DATA:
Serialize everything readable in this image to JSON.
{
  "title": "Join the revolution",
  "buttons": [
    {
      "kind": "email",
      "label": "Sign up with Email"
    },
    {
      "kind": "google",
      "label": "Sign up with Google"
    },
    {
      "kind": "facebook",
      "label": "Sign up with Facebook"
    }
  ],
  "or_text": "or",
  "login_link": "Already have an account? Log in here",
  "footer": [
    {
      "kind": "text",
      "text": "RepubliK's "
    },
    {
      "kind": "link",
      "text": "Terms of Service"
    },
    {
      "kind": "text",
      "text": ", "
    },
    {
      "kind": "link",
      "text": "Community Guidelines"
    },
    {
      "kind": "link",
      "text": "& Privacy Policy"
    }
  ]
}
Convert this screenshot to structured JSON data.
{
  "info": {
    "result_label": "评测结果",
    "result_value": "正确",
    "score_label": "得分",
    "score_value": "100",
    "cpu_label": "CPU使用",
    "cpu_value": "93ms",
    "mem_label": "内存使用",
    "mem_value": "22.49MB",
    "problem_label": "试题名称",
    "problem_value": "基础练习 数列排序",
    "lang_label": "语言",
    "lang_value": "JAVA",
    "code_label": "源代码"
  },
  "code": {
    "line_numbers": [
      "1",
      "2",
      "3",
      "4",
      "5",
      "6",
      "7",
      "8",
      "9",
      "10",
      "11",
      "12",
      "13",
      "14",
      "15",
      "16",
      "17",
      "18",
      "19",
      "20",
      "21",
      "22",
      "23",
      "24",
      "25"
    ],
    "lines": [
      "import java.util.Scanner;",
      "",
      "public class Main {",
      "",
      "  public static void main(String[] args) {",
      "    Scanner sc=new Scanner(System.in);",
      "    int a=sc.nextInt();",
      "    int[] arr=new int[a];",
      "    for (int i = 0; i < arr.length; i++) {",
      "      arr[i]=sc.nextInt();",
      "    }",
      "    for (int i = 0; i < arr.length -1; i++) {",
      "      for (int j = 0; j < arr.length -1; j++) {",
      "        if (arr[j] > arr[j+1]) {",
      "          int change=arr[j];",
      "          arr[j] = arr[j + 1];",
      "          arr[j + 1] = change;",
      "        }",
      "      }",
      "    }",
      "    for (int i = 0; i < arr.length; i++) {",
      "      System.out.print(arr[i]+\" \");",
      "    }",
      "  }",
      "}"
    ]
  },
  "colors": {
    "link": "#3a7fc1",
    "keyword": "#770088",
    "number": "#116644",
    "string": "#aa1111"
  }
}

GOAL OF THE EXERCISE:
Output all preceding records character for character.

TASK ANSWER:
Serialize everything readable in this image to JSON.
{
  "title": "Join the revolution",
  "buttons": [
    {
      "kind": "email",
      "label": "Sign up with Email"
    },
    {
      "kind": "google",
      "label": "Sign up with Google"
    },
    {
      "kind": "facebook",
      "label": "Sign up with Facebook"
    }
  ],
  "or_text": "or",
  "login_link": "Already have an account? Log in here",
  "footer": [
    {
      "kind": "text",
      "text": "RepubliK's "
    },
    {
      "kind": "link",
      "text": "Terms of Service"
    },
    {
      "kind": "text",
      "text": ", "
    },
    {
      "kind": "link",
      "text": "Community Guidelines"
    },
    {
      "kind": "link",
      "text": "& Privacy Policy"
    }
  ]
}
Convert this screenshot to structured JSON data.
{
  "info": {
    "result_label": "评测结果",
    "result_value": "正确",
    "score_label": "得分",
    "score_value": "100",
    "cpu_label": "CPU使用",
    "cpu_value": "93ms",
    "mem_label": "内存使用",
    "mem_value": "22.49MB",
    "problem_label": "试题名称",
    "problem_value": "基础练习 数列排序",
    "lang_label": "语言",
    "lang_value": "JAVA",
    "code_label": "源代码"
  },
  "code": {
    "line_numbers": [
      "1",
      "2",
      "3",
      "4",
      "5",
      "6",
      "7",
      "8",
      "9",
      "10",
      "11",
      "12",
      "13",
      "14",
      "15",
      "16",
      "17",
      "18",
      "19",
      "20",
      "21",
      "22",
      "23",
      "24",
      "25"
    ],
    "lines": [
      "import java.util.Scanner;",
      "",
      "public class Main {",
      "",
      "  public static void main(String[] args) {",
      "    Scanner sc=new Scanner(System.in);",
      "    int a=sc.nextInt();",
      "    int[] arr=new int[a];",
      "    for (int i = 0; i < arr.length; i++) {",
      "      arr[i]=sc.nextInt();",
      "    }",
      "    for (int i = 0; i < arr.length -1; i++) {",
      "      for (int j = 0; j < arr.length -1; j++) {",
      "        if (arr[j] > arr[j+1]) {",
      "          int change=arr[j];",
      "          arr[j] = arr[j + 1];",
      "          arr[j + 1] = change;",
      "        }",
      "      }",
      "    }",
      "    for (int i = 0; i < arr.length; i++) {",
      "      System.out.print(arr[i]+\" \");",
      "    }",
      "  }",
      "}"
    ]
  },
  "colors": {
    "link": "#3a7fc1",
    "keyword": "#770088",
    "number": "#116644",
    "string": "#aa1111"
  }
}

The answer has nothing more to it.